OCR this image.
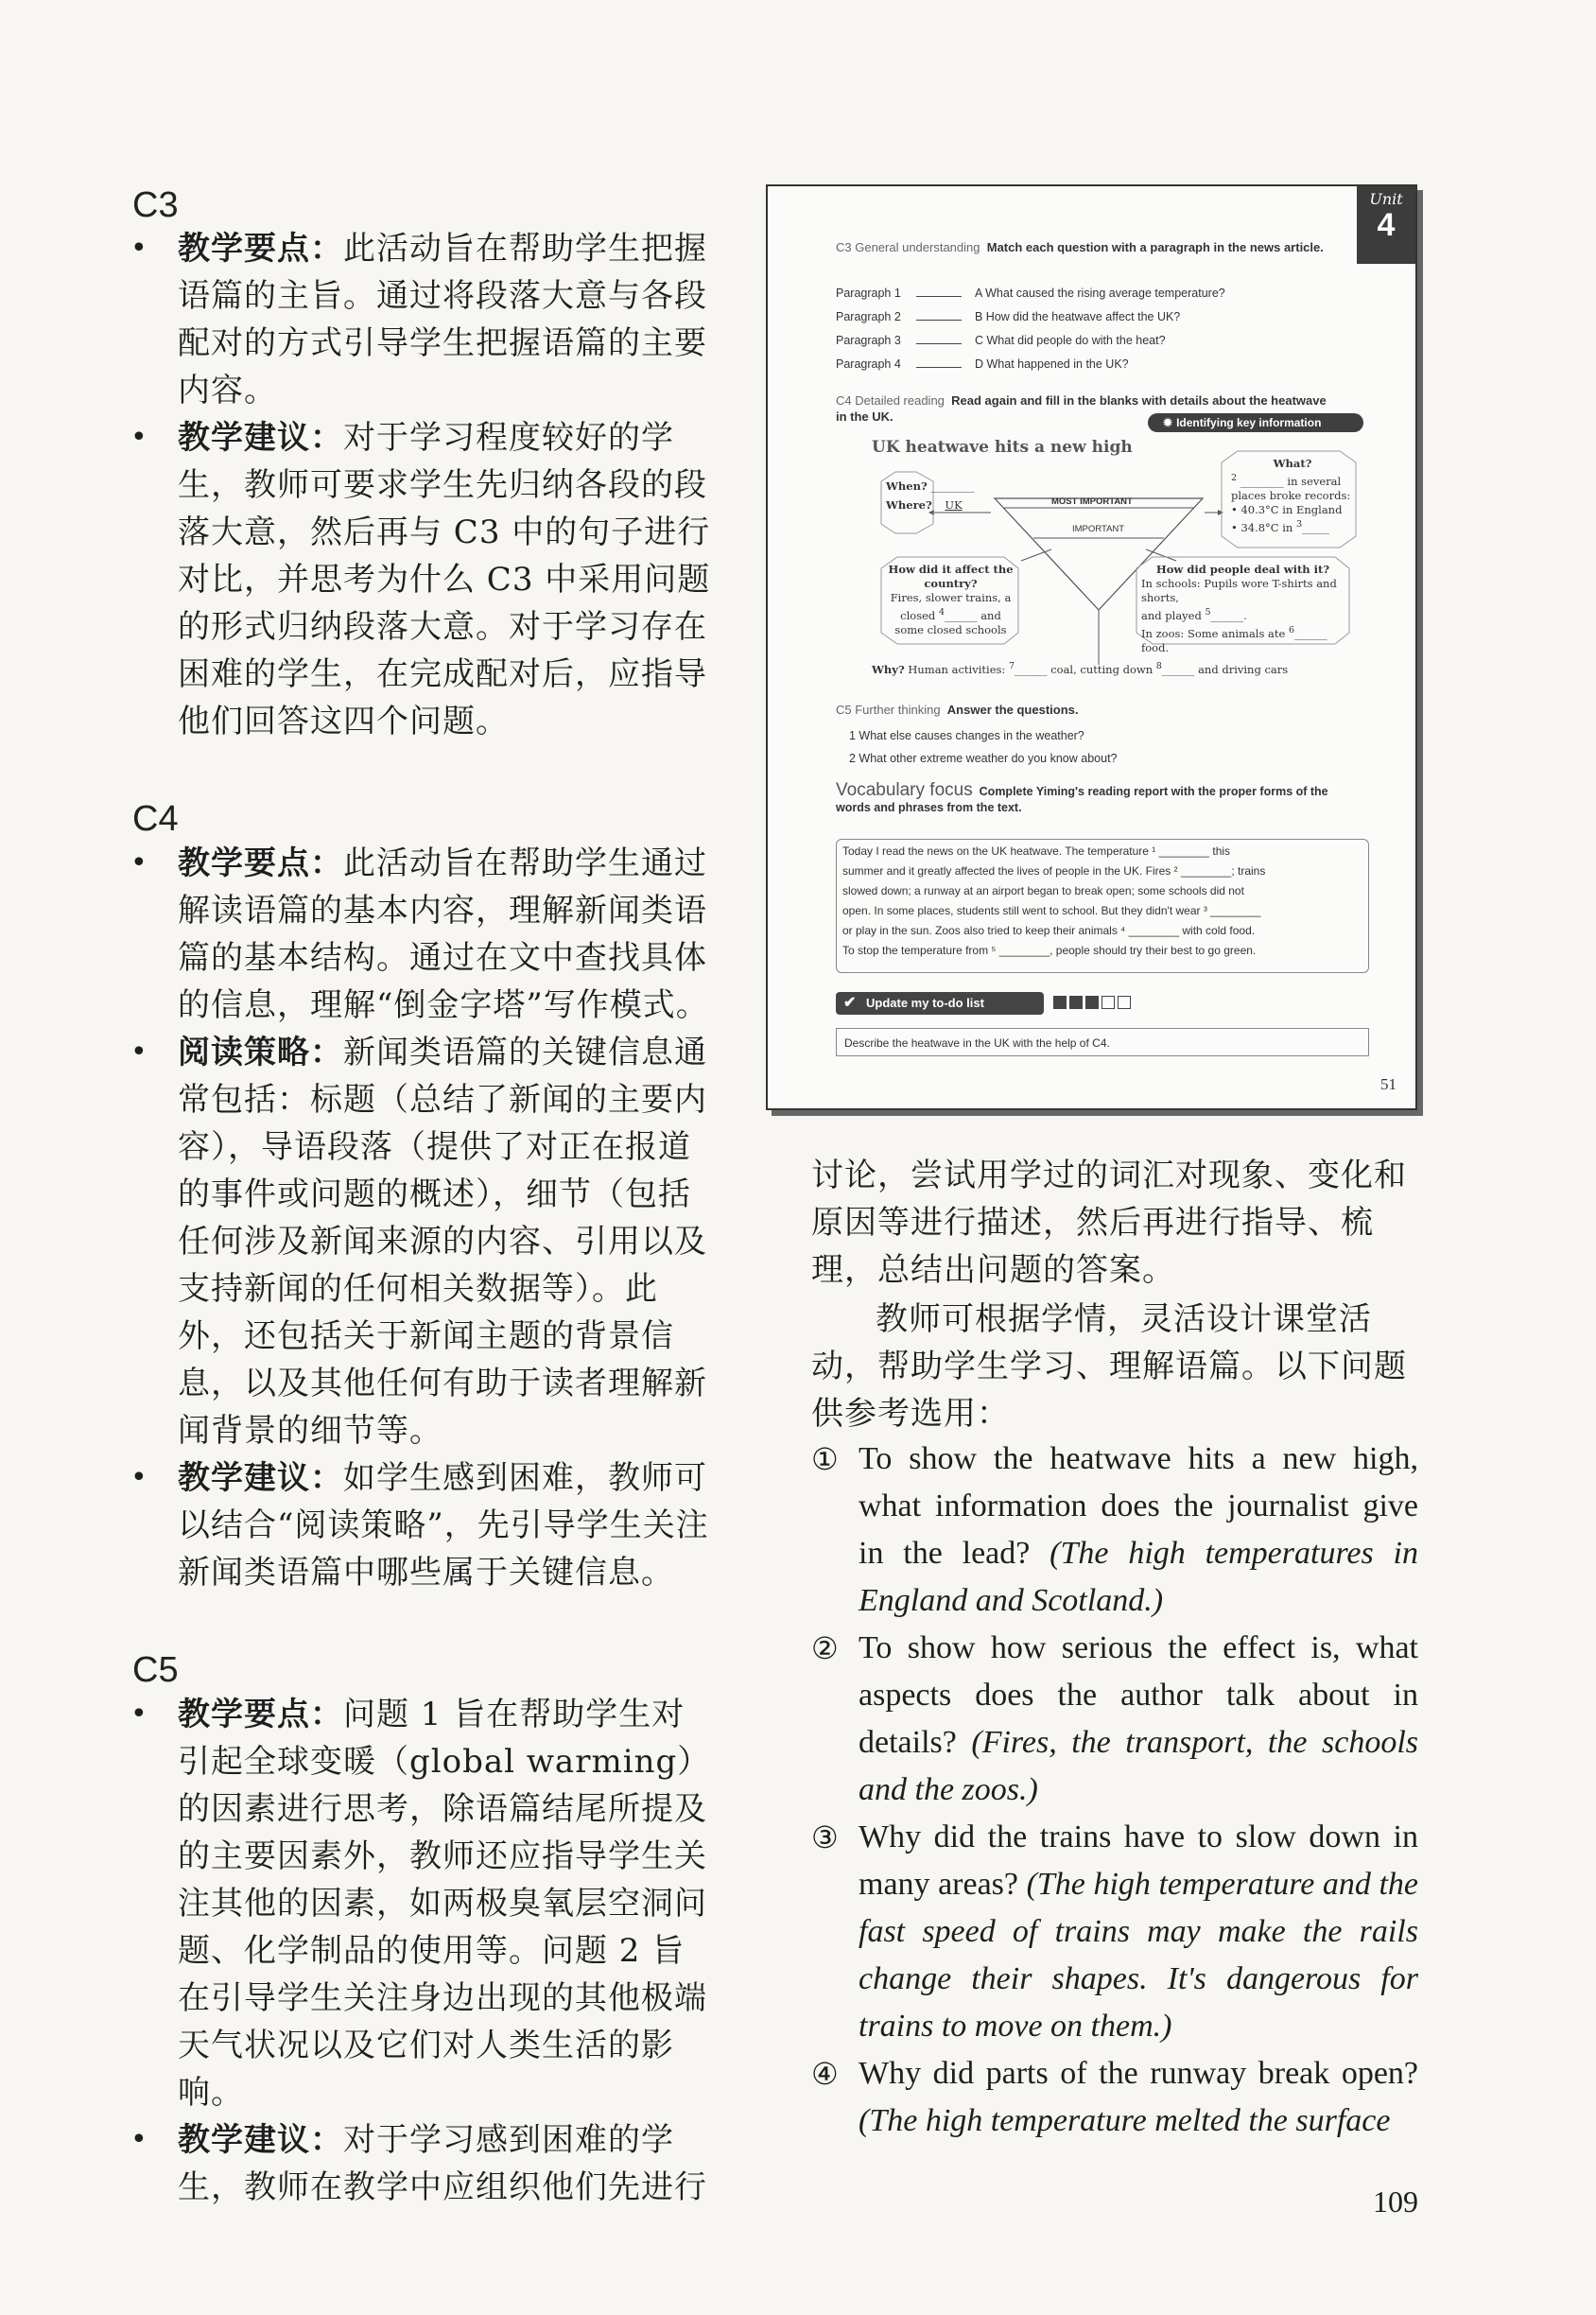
C3
• 教学要点：此活动旨在帮助学生把握语篇的主旨。通过将段落大意与各段配对的方式引导学生把握语篇的主要内容。
• 教学建议：对于学习程度较好的学生，教师可要求学生先归纳各段的段落大意，然后再与 C3 中的句子进行对比，并思考为什么 C3 中采用问题的形式归纳段落大意。对于学习存在困难的学生，在完成配对后，应指导他们回答这四个问题。
C4
• 教学要点：此活动旨在帮助学生通过解读语篇的基本内容，理解新闻类语篇的基本结构。通过在文中查找具体的信息，理解“倒金字塔”写作模式。
• 阅读策略：新闻类语篇的关键信息通常包括：标题（总结了新闻的主要内容），导语段落（提供了对正在报道的事件或问题的概述），细节（包括任何涉及新闻来源的内容、引用以及支持新闻的任何相关数据等）。此外，还包括关于新闻主题的背景信息，以及其他任何有助于读者理解新闻背景的细节等。
• 教学建议：如学生感到困难，教师可以结合“阅读策略”，先引导学生关注新闻类语篇中哪些属于关键信息。
C5
• 教学要点：问题 1 旨在帮助学生对引起全球变暖（global warming）的因素进行思考，除语篇结尾所提及的主要因素外，教师还应指导学生关注其他的因素，如两极臭氧层空洞问题、化学制品的使用等。问题 2 旨在引导学生关注身边出现的其他极端天气状况以及它们对人类生活的影响。
• 教学建议：对于学习感到困难的学生，教师在教学中应组织他们先进行
Unit
4
C3 General understanding Match each question with a paragraph in the news article.
Paragraph 1	A What caused the rising average temperature?
Paragraph 2	B How did the heatwave affect the UK?
Paragraph 3	C What did people do with the heat?
Paragraph 4	D What happened in the UK?
C4 Detailed reading Read again and fill in the blanks with details about the heatwave in the UK.	✹ Identifying key information
UK heatwave hits a new high
When? ________
Where? UK	MOST IMPORTANT
IMPORTANT
What?
$^2$ ________ in several
places broke records:
• 40.3°C in England
• 34.8°C in $^3$_____
How did it affect the country?
Fires, slower trains, a
closed $^4$______ and
some closed schools
How did people deal with it?
In schools: Pupils wore T-shirts and shorts,
and played $^5$______.
In zoos: Some animals ate $^6$______ food.
Why? Human activities: $^7$______ coal, cutting down $^8$______ and driving cars
C5 Further thinking Answer the questions.
1 What else causes changes in the weather?
2 What other extreme weather do you know about?
Vocabulary focus Complete Yiming's reading report with the proper forms of the words and phrases from the text.
Today I read the news on the UK heatwave. The temperature ¹ ________ this
summer and it greatly affected the lives of people in the UK. Fires ² ________; trains
slowed down; a runway at an airport began to break open; some schools did not
open. In some places, students still went to school. But they didn't wear ³ ________
or play in the sun. Zoos also tried to keep their animals ⁴ ________ with cold food.
To stop the temperature from ⁵ ________, people should try their best to go green.
✔ Update my to-do list
Describe the heatwave in the UK with the help of C4.
51
讨论，尝试用学过的词汇对现象、变化和原因等进行描述，然后再进行指导、梳理，总结出问题的答案。
教师可根据学情，灵活设计课堂活动，帮助学生学习、理解语篇。以下问题供参考选用：
① To show the heatwave hits a new high, what information does the journalist give in the lead? (The high temperatures in England and Scotland.)
② To show how serious the effect is, what aspects does the author talk about in details? (Fires, the transport, the schools and the zoos.)
③ Why did the trains have to slow down in many areas? (The high temperature and the fast speed of trains may make the rails change their shapes. It's dangerous for trains to move on them.)
④ Why did parts of the runway break open? (The high temperature melted the surface
109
+ + + + +
-- Task prompt --
Without including any pictures, print all of the material exactly as given.

-- Written answer --
OCR this image.
C3
• 教学要点：此活动旨在帮助学生把握语篇的主旨。通过将段落大意与各段配对的方式引导学生把握语篇的主要内容。
• 教学建议：对于学习程度较好的学生，教师可要求学生先归纳各段的段落大意，然后再与 C3 中的句子进行对比，并思考为什么 C3 中采用问题的形式归纳段落大意。对于学习存在困难的学生，在完成配对后，应指导他们回答这四个问题。
C4
• 教学要点：此活动旨在帮助学生通过解读语篇的基本内容，理解新闻类语篇的基本结构。通过在文中查找具体的信息，理解“倒金字塔”写作模式。
• 阅读策略：新闻类语篇的关键信息通常包括：标题（总结了新闻的主要内容），导语段落（提供了对正在报道的事件或问题的概述），细节（包括任何涉及新闻来源的内容、引用以及支持新闻的任何相关数据等）。此外，还包括关于新闻主题的背景信息，以及其他任何有助于读者理解新闻背景的细节等。
• 教学建议：如学生感到困难，教师可以结合“阅读策略”，先引导学生关注新闻类语篇中哪些属于关键信息。
C5
• 教学要点：问题 1 旨在帮助学生对引起全球变暖（global warming）的因素进行思考，除语篇结尾所提及的主要因素外，教师还应指导学生关注其他的因素，如两极臭氧层空洞问题、化学制品的使用等。问题 2 旨在引导学生关注身边出现的其他极端天气状况以及它们对人类生活的影响。
• 教学建议：对于学习感到困难的学生，教师在教学中应组织他们先进行
Unit
4
C3 General understanding Match each question with a paragraph in the news article.
Paragraph 1	A What caused the rising average temperature?
Paragraph 2	B How did the heatwave affect the UK?
Paragraph 3	C What did people do with the heat?
Paragraph 4	D What happened in the UK?
C4 Detailed reading Read again and fill in the blanks with details about the heatwave in the UK.	✹ Identifying key information
UK heatwave hits a new high
When? ________
Where? UK	MOST IMPORTANT
IMPORTANT
What?
$^2$ ________ in several
places broke records:
• 40.3°C in England
• 34.8°C in $^3$_____
How did it affect the country?
Fires, slower trains, a
closed $^4$______ and
some closed schools
How did people deal with it?
In schools: Pupils wore T-shirts and shorts,
and played $^5$______.
In zoos: Some animals ate $^6$______ food.
Why? Human activities: $^7$______ coal, cutting down $^8$______ and driving cars
C5 Further thinking Answer the questions.
1 What else causes changes in the weather?
2 What other extreme weather do you know about?
Vocabulary focus Complete Yiming's reading report with the proper forms of the words and phrases from the text.
Today I read the news on the UK heatwave. The temperature ¹ ________ this
summer and it greatly affected the lives of people in the UK. Fires ² ________; trains
slowed down; a runway at an airport began to break open; some schools did not
open. In some places, students still went to school. But they didn't wear ³ ________
or play in the sun. Zoos also tried to keep their animals ⁴ ________ with cold food.
To stop the temperature from ⁵ ________, people should try their best to go green.
✔ Update my to-do list
Describe the heatwave in the UK with the help of C4.
51
讨论，尝试用学过的词汇对现象、变化和原因等进行描述，然后再进行指导、梳理，总结出问题的答案。
教师可根据学情，灵活设计课堂活动，帮助学生学习、理解语篇。以下问题供参考选用：
① To show the heatwave hits a new high, what information does the journalist give in the lead? (The high temperatures in England and Scotland.)
② To show how serious the effect is, what aspects does the author talk about in details? (Fires, the transport, the schools and the zoos.)
③ Why did the trains have to slow down in many areas? (The high temperature and the fast speed of trains may make the rails change their shapes. It's dangerous for trains to move on them.)
④ Why did parts of the runway break open? (The high temperature melted the surface
109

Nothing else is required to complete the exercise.